WHAT THE TASK ASKS:
Copy out all the entries word for word.

RECORDS PROVIDED:

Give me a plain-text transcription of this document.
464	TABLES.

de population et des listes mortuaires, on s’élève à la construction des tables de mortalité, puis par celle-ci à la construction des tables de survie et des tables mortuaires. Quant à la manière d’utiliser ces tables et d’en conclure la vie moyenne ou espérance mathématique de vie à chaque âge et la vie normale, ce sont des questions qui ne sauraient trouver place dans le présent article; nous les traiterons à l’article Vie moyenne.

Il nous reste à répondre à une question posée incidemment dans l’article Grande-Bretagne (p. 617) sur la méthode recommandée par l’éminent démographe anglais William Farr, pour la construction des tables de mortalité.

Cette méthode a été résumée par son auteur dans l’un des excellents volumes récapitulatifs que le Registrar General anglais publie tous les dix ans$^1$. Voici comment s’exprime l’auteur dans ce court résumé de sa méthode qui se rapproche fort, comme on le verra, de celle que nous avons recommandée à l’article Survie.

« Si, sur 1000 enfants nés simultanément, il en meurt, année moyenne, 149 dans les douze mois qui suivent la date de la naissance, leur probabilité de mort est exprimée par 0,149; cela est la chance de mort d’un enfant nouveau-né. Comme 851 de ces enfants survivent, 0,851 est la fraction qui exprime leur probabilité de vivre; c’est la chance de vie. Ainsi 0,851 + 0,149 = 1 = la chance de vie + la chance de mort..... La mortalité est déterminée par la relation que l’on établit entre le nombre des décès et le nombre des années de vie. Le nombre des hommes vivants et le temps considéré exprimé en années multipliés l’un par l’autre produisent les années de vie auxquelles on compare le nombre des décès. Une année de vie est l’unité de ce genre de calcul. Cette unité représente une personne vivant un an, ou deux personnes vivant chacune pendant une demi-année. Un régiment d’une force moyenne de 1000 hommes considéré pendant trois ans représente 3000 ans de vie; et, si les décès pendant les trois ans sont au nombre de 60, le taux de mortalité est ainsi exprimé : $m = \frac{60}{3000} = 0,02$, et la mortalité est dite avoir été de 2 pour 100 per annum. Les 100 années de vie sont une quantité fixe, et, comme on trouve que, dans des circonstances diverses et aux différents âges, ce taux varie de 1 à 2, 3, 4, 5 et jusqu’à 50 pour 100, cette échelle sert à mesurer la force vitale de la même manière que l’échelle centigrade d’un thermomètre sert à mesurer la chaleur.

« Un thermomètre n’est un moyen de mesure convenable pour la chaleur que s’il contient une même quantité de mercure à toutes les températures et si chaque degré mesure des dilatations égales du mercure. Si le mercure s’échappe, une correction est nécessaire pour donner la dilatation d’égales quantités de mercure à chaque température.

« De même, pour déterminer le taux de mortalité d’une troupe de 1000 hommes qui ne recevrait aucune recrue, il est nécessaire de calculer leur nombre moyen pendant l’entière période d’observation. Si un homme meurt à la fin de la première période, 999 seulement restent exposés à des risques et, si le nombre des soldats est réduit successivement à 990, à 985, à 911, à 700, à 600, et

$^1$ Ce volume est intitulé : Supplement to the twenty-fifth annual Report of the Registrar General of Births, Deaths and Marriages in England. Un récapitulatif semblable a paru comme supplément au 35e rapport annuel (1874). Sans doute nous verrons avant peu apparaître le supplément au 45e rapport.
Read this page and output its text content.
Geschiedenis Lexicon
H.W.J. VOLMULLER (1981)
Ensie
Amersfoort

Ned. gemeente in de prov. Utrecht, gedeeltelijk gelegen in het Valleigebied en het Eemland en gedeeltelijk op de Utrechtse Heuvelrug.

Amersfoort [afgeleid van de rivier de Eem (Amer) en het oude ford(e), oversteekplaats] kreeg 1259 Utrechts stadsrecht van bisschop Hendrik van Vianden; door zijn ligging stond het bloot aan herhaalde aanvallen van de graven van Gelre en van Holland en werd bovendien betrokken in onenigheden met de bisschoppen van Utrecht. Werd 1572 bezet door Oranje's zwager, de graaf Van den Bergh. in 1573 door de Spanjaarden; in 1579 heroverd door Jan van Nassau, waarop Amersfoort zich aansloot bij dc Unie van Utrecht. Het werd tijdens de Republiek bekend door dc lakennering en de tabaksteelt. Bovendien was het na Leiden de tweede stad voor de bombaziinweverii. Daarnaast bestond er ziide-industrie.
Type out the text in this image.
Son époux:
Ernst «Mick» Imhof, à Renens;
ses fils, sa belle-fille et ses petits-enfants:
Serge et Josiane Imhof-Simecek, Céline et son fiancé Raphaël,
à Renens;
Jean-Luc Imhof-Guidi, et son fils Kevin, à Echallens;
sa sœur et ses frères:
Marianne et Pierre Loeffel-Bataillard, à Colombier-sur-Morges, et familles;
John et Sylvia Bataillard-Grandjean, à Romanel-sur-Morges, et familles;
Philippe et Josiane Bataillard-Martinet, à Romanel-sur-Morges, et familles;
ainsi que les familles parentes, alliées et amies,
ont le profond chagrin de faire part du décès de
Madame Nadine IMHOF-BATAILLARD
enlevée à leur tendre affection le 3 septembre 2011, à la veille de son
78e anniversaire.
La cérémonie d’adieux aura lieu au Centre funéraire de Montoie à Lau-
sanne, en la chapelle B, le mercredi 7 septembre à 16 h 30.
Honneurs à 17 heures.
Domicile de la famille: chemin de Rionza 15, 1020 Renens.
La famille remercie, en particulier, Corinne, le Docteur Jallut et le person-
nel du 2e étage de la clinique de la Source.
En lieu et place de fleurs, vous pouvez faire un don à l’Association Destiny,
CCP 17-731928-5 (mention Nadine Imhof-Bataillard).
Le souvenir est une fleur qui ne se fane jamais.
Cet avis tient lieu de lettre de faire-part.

REPLY:
Give me a plain-text transcription of this document.
464	TABLES.

de population et des listes mortuaires, on s’élève à la construction des tables de mortalité, puis par celle-ci à la construction des tables de survie et des tables mortuaires. Quant à la manière d’utiliser ces tables et d’en conclure la vie moyenne ou espérance mathématique de vie à chaque âge et la vie normale, ce sont des questions qui ne sauraient trouver place dans le présent article; nous les traiterons à l’article Vie moyenne.

Il nous reste à répondre à une question posée incidemment dans l’article Grande-Bretagne (p. 617) sur la méthode recommandée par l’éminent démographe anglais William Farr, pour la construction des tables de mortalité.

Cette méthode a été résumée par son auteur dans l’un des excellents volumes récapitulatifs que le Registrar General anglais publie tous les dix ans$^1$. Voici comment s’exprime l’auteur dans ce court résumé de sa méthode qui se rapproche fort, comme on le verra, de celle que nous avons recommandée à l’article Survie.

« Si, sur 1000 enfants nés simultanément, il en meurt, année moyenne, 149 dans les douze mois qui suivent la date de la naissance, leur probabilité de mort est exprimée par 0,149; cela est la chance de mort d’un enfant nouveau-né. Comme 851 de ces enfants survivent, 0,851 est la fraction qui exprime leur probabilité de vivre; c’est la chance de vie. Ainsi 0,851 + 0,149 = 1 = la chance de vie + la chance de mort..... La mortalité est déterminée par la relation que l’on établit entre le nombre des décès et le nombre des années de vie. Le nombre des hommes vivants et le temps considéré exprimé en années multipliés l’un par l’autre produisent les années de vie auxquelles on compare le nombre des décès. Une année de vie est l’unité de ce genre de calcul. Cette unité représente une personne vivant un an, ou deux personnes vivant chacune pendant une demi-année. Un régiment d’une force moyenne de 1000 hommes considéré pendant trois ans représente 3000 ans de vie; et, si les décès pendant les trois ans sont au nombre de 60, le taux de mortalité est ainsi exprimé : $m = \frac{60}{3000} = 0,02$, et la mortalité est dite avoir été de 2 pour 100 per annum. Les 100 années de vie sont une quantité fixe, et, comme on trouve que, dans des circonstances diverses et aux différents âges, ce taux varie de 1 à 2, 3, 4, 5 et jusqu’à 50 pour 100, cette échelle sert à mesurer la force vitale de la même manière que l’échelle centigrade d’un thermomètre sert à mesurer la chaleur.

« Un thermomètre n’est un moyen de mesure convenable pour la chaleur que s’il contient une même quantité de mercure à toutes les températures et si chaque degré mesure des dilatations égales du mercure. Si le mercure s’échappe, une correction est nécessaire pour donner la dilatation d’égales quantités de mercure à chaque température.

« De même, pour déterminer le taux de mortalité d’une troupe de 1000 hommes qui ne recevrait aucune recrue, il est nécessaire de calculer leur nombre moyen pendant l’entière période d’observation. Si un homme meurt à la fin de la première période, 999 seulement restent exposés à des risques et, si le nombre des soldats est réduit successivement à 990, à 985, à 911, à 700, à 600, et

$^1$ Ce volume est intitulé : Supplement to the twenty-fifth annual Report of the Registrar General of Births, Deaths and Marriages in England. Un récapitulatif semblable a paru comme supplément au 35e rapport annuel (1874). Sans doute nous verrons avant peu apparaître le supplément au 45e rapport.
Read this page and output its text content.
Geschiedenis Lexicon
H.W.J. VOLMULLER (1981)
Ensie
Amersfoort

Ned. gemeente in de prov. Utrecht, gedeeltelijk gelegen in het Valleigebied en het Eemland en gedeeltelijk op de Utrechtse Heuvelrug.

Amersfoort [afgeleid van de rivier de Eem (Amer) en het oude ford(e), oversteekplaats] kreeg 1259 Utrechts stadsrecht van bisschop Hendrik van Vianden; door zijn ligging stond het bloot aan herhaalde aanvallen van de graven van Gelre en van Holland en werd bovendien betrokken in onenigheden met de bisschoppen van Utrecht. Werd 1572 bezet door Oranje's zwager, de graaf Van den Bergh. in 1573 door de Spanjaarden; in 1579 heroverd door Jan van Nassau, waarop Amersfoort zich aansloot bij dc Unie van Utrecht. Het werd tijdens de Republiek bekend door dc lakennering en de tabaksteelt. Bovendien was het na Leiden de tweede stad voor de bombaziinweverii. Daarnaast bestond er ziide-industrie.
Type out the text in this image.
Son époux:
Ernst «Mick» Imhof, à Renens;
ses fils, sa belle-fille et ses petits-enfants:
Serge et Josiane Imhof-Simecek, Céline et son fiancé Raphaël,
à Renens;
Jean-Luc Imhof-Guidi, et son fils Kevin, à Echallens;
sa sœur et ses frères:
Marianne et Pierre Loeffel-Bataillard, à Colombier-sur-Morges, et familles;
John et Sylvia Bataillard-Grandjean, à Romanel-sur-Morges, et familles;
Philippe et Josiane Bataillard-Martinet, à Romanel-sur-Morges, et familles;
ainsi que les familles parentes, alliées et amies,
ont le profond chagrin de faire part du décès de
Madame Nadine IMHOF-BATAILLARD
enlevée à leur tendre affection le 3 septembre 2011, à la veille de son
78e anniversaire.
La cérémonie d’adieux aura lieu au Centre funéraire de Montoie à Lau-
sanne, en la chapelle B, le mercredi 7 septembre à 16 h 30.
Honneurs à 17 heures.
Domicile de la famille: chemin de Rionza 15, 1020 Renens.
La famille remercie, en particulier, Corinne, le Docteur Jallut et le person-
nel du 2e étage de la clinique de la Source.
En lieu et place de fleurs, vous pouvez faire un don à l’Association Destiny,
CCP 17-731928-5 (mention Nadine Imhof-Bataillard).
Le souvenir est une fleur qui ne se fane jamais.
Cet avis tient lieu de lettre de faire-part.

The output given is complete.